• **Problem**: In the entries below, find every line with "ESDD" and copy it.

• **Task data**:
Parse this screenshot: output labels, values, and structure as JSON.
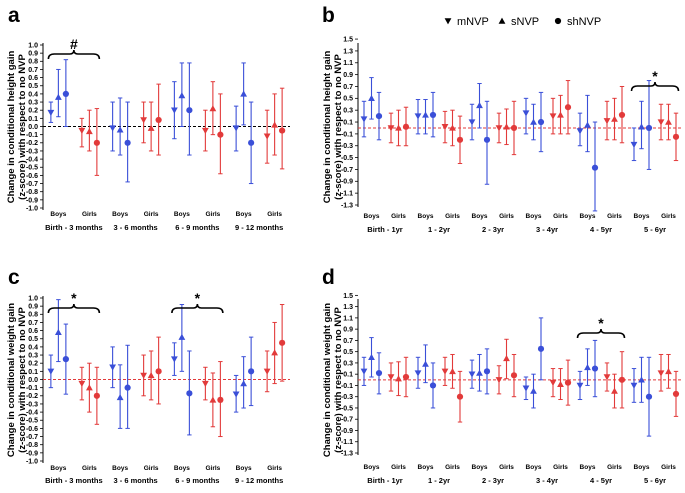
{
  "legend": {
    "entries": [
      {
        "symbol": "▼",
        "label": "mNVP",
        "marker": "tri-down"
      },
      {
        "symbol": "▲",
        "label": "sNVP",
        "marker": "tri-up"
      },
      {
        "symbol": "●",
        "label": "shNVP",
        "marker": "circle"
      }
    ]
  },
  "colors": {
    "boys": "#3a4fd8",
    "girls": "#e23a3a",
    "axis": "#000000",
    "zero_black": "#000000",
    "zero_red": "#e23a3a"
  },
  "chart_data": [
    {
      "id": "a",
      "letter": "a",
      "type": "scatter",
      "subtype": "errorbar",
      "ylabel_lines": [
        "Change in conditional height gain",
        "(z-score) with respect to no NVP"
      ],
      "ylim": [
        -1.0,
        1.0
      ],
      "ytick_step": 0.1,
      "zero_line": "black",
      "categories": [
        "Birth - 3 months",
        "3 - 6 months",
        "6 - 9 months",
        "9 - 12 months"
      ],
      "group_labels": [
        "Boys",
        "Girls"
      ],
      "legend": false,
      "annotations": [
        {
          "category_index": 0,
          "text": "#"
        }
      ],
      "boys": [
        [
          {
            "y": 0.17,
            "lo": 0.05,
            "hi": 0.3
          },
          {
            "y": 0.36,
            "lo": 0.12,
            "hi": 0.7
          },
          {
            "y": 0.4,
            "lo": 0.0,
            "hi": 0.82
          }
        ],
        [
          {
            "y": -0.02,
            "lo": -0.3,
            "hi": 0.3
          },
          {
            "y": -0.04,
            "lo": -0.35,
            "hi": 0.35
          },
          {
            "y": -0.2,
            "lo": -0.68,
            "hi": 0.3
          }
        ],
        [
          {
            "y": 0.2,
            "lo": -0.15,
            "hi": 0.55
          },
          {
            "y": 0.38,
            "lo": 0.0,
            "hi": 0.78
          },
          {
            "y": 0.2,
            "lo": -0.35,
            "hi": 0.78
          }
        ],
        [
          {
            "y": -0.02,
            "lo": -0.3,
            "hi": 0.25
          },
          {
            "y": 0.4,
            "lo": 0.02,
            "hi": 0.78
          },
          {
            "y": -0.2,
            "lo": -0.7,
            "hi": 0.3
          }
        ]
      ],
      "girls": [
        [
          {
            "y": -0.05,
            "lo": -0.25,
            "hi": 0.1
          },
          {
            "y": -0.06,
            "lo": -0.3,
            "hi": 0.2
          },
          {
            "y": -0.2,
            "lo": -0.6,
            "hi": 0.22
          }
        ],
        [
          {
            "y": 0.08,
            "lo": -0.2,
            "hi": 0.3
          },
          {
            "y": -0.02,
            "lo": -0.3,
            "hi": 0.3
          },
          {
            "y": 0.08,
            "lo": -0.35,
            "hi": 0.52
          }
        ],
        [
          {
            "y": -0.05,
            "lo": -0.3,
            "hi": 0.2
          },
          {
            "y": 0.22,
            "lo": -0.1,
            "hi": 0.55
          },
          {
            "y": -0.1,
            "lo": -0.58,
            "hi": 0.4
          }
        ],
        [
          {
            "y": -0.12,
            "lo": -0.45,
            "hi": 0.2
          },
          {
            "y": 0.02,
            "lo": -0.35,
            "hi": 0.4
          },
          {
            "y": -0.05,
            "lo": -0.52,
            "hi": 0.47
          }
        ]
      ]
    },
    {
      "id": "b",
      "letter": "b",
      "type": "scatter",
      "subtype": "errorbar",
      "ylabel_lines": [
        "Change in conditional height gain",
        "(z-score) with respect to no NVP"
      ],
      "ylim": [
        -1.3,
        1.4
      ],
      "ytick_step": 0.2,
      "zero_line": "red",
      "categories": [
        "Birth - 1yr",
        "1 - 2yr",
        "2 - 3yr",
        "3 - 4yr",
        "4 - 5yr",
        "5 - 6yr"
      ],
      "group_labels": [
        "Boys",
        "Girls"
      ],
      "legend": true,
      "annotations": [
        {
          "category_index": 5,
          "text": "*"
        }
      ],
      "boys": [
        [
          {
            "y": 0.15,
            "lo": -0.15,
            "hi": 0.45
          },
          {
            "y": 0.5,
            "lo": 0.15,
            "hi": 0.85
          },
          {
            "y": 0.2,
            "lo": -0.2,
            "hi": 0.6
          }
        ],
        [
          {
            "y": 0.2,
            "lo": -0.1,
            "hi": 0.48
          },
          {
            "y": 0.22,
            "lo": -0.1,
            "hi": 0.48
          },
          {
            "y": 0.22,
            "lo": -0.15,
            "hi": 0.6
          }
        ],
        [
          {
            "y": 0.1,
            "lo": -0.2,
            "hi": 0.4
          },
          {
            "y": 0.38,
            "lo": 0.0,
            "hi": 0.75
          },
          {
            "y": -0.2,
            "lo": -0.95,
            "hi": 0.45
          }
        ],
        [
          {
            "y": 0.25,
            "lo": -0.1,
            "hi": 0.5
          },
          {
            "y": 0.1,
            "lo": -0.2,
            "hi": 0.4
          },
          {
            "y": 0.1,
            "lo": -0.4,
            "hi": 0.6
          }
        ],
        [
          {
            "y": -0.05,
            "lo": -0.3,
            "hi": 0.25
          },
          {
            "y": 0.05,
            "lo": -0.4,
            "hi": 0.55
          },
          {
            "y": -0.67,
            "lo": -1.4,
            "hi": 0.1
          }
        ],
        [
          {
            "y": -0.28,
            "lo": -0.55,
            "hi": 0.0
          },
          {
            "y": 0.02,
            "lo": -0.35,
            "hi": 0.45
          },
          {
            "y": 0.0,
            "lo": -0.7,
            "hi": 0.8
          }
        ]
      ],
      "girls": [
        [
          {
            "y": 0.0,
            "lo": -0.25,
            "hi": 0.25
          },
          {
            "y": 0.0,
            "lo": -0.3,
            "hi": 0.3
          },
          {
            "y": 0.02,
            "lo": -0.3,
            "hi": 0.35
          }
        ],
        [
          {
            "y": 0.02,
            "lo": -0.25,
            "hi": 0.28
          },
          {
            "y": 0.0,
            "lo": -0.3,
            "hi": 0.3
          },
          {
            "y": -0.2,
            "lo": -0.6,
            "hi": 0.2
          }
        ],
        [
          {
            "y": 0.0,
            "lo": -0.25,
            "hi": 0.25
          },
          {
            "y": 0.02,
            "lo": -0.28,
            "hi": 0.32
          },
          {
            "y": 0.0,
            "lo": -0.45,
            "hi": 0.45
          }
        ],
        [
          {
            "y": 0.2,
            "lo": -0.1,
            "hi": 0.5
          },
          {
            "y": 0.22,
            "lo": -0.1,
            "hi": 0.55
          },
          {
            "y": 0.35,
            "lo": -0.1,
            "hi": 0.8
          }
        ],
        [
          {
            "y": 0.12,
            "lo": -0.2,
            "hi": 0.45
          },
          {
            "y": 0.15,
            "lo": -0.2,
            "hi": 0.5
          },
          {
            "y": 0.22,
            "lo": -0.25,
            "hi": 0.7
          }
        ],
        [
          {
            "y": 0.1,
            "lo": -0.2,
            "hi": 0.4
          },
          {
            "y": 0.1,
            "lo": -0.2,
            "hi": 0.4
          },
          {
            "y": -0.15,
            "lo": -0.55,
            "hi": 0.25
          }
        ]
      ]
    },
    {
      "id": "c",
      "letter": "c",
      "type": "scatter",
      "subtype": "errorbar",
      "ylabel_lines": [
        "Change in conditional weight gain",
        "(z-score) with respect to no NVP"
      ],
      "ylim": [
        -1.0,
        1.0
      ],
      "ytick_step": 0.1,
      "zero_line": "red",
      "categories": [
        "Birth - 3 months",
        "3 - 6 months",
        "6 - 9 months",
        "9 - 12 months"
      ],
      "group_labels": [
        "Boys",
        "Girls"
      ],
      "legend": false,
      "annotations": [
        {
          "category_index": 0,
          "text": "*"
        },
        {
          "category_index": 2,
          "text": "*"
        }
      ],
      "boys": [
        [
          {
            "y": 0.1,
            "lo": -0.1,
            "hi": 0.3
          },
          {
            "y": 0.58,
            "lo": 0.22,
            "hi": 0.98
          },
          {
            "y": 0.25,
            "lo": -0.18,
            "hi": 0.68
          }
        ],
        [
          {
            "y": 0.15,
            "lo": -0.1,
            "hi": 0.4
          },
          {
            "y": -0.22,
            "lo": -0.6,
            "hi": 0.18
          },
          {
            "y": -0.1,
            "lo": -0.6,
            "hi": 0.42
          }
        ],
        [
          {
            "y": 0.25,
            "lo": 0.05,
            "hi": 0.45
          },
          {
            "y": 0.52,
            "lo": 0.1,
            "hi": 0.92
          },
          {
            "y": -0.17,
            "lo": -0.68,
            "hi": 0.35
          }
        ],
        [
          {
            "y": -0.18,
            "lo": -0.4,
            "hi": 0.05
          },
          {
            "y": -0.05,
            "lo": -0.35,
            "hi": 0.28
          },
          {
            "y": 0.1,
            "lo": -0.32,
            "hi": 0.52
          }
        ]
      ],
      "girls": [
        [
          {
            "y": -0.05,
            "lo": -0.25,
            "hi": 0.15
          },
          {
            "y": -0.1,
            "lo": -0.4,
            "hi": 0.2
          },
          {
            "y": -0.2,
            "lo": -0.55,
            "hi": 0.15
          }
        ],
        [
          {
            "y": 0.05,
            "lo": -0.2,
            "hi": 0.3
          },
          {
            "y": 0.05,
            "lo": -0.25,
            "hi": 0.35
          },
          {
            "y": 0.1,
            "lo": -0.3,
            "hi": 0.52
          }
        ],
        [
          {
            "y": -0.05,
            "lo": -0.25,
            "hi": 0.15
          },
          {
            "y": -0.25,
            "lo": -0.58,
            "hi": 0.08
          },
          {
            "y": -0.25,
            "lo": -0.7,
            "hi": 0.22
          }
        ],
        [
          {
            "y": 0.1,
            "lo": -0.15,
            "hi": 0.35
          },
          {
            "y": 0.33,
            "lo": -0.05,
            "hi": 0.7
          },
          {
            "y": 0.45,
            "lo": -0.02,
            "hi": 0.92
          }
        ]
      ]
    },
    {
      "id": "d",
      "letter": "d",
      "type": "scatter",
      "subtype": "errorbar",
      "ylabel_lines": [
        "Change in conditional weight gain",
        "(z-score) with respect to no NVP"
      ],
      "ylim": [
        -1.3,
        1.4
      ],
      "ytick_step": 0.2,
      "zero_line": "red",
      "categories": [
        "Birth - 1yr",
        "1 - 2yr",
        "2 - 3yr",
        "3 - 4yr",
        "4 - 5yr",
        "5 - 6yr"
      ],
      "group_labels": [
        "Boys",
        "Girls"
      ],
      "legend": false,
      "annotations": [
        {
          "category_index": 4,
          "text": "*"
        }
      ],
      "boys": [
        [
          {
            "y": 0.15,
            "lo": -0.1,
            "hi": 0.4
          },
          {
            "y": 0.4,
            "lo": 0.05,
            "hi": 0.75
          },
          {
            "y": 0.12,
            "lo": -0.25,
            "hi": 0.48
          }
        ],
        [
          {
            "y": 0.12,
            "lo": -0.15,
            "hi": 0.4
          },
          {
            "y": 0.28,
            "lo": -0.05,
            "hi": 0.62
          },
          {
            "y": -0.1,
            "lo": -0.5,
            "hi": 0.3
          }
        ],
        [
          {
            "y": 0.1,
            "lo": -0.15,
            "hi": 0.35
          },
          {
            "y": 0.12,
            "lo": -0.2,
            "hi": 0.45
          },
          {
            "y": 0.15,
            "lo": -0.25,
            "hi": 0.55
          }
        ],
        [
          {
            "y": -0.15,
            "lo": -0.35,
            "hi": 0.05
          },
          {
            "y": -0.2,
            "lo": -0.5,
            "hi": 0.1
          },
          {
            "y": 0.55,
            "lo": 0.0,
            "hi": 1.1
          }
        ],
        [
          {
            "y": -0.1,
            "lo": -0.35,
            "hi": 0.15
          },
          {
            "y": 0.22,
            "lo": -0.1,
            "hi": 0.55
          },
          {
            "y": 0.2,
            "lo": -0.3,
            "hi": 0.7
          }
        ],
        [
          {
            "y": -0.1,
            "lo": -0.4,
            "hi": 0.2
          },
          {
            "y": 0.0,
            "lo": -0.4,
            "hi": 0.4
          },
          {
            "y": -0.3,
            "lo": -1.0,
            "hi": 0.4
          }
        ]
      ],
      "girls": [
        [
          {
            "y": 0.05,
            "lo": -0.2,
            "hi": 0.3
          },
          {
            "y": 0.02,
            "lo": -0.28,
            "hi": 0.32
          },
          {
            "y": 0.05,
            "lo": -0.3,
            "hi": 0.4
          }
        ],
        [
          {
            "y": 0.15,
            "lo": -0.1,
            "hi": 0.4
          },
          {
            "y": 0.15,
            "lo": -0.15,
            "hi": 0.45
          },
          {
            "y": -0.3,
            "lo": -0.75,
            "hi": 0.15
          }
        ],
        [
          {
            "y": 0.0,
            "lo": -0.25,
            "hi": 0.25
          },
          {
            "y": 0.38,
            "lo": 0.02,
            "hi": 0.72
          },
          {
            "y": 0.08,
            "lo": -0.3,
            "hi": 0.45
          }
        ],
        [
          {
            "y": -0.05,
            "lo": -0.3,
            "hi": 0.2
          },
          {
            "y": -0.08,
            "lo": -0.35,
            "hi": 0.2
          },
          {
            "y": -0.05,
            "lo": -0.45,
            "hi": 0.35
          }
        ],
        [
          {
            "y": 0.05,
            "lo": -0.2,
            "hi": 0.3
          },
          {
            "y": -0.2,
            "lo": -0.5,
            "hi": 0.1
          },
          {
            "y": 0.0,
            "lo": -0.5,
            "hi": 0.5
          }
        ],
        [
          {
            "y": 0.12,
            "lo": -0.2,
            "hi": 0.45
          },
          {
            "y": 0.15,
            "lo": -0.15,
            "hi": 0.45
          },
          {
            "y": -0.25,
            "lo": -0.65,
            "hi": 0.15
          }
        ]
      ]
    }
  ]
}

---

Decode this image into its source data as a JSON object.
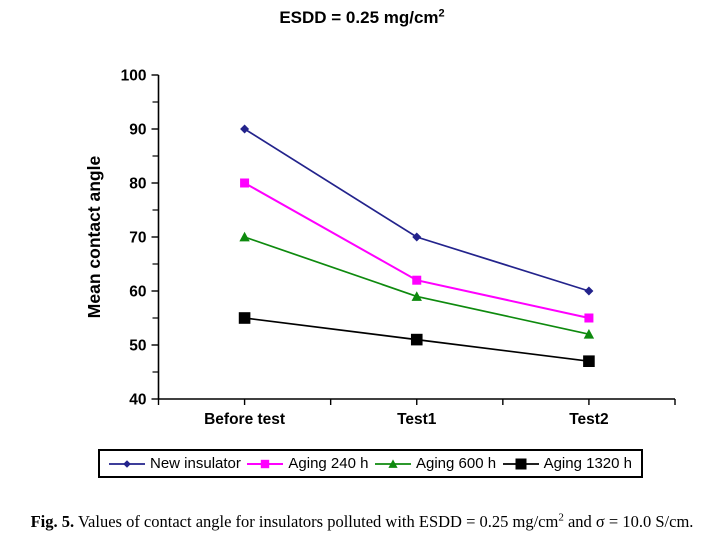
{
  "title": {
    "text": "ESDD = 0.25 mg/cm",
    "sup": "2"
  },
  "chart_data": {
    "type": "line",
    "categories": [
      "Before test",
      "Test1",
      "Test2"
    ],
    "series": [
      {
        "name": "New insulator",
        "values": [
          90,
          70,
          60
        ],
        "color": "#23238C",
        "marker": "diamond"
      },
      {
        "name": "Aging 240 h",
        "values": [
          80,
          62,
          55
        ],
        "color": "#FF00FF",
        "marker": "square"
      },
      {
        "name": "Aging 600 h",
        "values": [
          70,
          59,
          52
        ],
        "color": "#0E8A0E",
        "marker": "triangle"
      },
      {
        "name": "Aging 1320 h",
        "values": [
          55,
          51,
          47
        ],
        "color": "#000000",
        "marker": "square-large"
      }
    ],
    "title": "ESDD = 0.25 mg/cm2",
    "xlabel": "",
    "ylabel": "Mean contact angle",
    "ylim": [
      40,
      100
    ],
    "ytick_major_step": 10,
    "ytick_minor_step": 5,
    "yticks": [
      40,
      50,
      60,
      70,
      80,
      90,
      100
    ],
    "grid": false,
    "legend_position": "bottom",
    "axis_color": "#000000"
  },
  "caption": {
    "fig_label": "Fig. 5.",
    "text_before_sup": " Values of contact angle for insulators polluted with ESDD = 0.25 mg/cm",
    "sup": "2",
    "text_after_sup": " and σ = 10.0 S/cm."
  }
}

--

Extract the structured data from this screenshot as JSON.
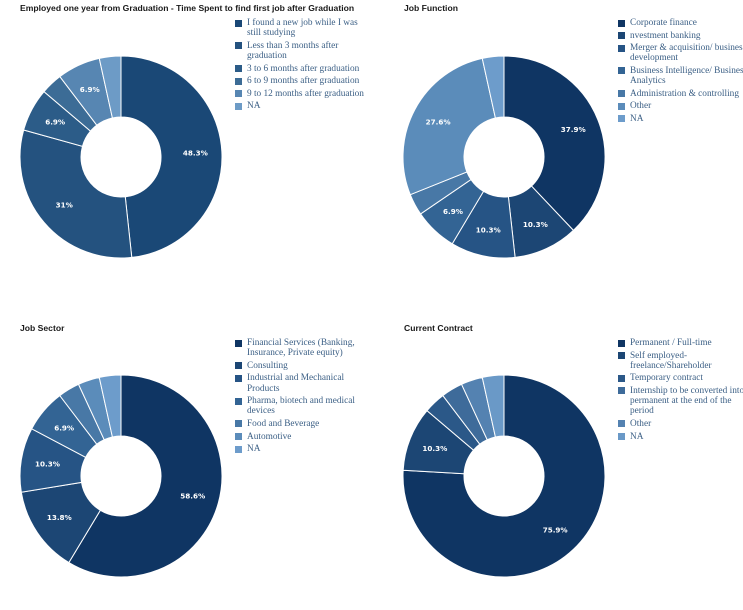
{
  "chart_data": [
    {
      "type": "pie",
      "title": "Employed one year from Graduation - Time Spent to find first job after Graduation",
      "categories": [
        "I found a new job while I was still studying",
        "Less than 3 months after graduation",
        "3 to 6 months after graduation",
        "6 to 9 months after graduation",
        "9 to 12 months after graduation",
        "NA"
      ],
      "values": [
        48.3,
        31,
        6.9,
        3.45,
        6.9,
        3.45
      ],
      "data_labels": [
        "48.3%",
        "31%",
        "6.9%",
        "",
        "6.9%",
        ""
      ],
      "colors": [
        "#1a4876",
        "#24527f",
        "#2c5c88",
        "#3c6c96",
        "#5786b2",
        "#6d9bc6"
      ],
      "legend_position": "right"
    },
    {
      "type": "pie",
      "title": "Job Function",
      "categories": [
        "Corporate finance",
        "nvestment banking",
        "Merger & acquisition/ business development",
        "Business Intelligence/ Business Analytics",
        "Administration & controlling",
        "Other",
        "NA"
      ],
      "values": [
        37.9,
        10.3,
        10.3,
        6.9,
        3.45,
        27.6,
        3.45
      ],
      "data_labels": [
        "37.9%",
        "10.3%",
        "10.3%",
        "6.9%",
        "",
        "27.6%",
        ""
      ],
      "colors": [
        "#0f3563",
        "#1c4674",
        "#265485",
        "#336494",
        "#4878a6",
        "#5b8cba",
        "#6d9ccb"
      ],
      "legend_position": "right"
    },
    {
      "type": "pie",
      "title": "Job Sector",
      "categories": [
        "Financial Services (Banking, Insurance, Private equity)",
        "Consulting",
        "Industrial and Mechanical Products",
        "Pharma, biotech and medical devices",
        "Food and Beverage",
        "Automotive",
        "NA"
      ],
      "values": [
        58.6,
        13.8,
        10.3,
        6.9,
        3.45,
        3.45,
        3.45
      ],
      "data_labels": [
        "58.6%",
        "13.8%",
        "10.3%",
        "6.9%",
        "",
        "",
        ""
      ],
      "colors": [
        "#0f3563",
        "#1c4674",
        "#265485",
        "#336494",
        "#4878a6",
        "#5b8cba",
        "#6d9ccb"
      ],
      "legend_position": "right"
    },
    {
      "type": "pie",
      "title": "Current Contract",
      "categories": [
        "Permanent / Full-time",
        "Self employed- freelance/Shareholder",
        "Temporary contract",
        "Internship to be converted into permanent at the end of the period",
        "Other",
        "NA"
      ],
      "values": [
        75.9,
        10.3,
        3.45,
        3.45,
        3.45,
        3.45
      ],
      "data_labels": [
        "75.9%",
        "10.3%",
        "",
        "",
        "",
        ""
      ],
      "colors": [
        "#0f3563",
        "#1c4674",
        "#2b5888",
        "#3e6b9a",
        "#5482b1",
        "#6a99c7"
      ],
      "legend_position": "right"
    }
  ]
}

• **Problem solution**:
    "text": "ESDD = 0.25 mg/cm",
    "title": "ESDD = 0.25 mg/cm2",
    "text_before_sup": " Values of contact angle for insulators polluted with ESDD = 0.25 mg/cm",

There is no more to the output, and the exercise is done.